Show all lines from the listing below that contain "Pendidikan".

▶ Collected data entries
— BEGIN —

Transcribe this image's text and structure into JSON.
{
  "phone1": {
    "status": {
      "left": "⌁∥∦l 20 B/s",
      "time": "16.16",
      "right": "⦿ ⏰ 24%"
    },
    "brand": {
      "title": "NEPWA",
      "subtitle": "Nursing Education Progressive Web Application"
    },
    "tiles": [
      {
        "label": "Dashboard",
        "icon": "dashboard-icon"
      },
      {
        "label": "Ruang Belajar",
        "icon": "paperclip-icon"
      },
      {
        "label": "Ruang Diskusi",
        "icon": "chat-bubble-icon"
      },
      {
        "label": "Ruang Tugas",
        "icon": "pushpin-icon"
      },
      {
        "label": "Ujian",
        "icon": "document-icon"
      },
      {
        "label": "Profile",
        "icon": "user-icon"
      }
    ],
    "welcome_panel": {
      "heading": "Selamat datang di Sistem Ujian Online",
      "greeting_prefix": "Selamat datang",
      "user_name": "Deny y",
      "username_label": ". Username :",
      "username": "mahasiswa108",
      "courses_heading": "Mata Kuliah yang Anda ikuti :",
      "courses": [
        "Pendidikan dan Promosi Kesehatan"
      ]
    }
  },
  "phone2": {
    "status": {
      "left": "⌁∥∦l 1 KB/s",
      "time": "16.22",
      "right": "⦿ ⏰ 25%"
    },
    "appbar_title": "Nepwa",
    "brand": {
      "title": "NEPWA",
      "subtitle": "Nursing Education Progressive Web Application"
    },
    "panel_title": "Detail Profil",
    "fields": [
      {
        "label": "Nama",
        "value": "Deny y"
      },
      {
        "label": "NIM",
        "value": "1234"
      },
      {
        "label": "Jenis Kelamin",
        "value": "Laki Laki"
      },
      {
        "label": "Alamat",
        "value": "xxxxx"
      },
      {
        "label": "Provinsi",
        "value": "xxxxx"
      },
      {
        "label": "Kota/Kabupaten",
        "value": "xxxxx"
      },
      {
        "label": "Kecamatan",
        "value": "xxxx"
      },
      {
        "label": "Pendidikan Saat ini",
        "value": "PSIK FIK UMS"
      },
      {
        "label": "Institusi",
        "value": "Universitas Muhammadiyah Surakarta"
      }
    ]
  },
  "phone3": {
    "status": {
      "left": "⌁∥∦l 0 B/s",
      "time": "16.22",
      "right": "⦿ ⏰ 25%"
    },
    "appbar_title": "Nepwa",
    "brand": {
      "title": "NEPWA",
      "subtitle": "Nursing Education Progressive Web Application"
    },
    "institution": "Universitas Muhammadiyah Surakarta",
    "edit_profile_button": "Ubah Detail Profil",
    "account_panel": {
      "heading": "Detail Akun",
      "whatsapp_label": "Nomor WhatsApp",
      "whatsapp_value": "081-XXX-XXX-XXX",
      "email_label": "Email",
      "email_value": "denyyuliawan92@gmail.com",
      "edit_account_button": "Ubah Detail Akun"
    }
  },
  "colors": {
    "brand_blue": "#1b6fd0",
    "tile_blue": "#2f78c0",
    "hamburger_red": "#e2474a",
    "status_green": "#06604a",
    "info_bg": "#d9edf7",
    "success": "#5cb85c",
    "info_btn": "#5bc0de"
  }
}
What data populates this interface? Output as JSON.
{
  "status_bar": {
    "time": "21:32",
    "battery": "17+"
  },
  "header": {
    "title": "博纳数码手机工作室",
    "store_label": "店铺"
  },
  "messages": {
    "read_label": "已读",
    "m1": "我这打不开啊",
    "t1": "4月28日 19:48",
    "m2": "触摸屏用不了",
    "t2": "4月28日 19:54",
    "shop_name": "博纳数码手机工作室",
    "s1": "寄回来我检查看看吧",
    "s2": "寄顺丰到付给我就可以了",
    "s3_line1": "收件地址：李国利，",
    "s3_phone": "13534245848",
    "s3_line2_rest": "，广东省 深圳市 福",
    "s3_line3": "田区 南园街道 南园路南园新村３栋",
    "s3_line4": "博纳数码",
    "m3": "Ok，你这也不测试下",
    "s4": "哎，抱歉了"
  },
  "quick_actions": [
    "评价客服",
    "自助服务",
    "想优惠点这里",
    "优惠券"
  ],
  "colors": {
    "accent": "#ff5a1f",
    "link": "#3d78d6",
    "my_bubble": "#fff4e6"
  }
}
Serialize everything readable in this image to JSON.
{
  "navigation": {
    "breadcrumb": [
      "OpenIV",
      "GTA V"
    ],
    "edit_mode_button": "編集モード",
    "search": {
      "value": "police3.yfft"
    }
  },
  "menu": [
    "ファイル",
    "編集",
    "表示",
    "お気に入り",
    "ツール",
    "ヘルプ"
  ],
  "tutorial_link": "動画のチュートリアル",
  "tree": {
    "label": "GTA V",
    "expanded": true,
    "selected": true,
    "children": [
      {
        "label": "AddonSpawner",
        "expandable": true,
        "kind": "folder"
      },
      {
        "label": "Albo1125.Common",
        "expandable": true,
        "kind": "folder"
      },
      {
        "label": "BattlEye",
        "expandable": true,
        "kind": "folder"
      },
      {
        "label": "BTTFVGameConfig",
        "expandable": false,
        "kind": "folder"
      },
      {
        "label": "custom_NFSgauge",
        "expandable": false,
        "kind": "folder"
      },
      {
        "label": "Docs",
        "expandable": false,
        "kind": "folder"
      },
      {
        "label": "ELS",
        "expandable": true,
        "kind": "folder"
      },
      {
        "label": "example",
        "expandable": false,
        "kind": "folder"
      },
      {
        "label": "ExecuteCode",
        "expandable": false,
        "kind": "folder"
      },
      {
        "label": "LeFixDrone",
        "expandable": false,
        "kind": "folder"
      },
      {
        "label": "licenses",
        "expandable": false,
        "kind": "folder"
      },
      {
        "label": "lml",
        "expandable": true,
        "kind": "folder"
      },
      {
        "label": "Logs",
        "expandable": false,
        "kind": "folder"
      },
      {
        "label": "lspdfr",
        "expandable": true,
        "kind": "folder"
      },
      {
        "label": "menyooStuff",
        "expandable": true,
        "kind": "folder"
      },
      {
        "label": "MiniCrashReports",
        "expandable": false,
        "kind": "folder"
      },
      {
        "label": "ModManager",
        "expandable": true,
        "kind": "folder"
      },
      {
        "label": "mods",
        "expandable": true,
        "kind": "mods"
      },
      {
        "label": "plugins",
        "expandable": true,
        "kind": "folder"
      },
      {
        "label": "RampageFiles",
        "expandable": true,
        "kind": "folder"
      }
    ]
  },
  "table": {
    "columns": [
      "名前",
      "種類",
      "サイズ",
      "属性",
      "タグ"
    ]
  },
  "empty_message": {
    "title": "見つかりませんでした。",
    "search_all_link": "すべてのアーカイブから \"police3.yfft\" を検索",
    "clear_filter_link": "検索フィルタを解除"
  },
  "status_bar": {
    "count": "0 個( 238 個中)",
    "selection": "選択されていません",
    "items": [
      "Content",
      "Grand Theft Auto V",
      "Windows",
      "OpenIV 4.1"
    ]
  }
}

— END —

▶ Reply to the task
        "Pendidikan dan Promosi Kesehatan"
        "label": "Pendidikan Saat ini",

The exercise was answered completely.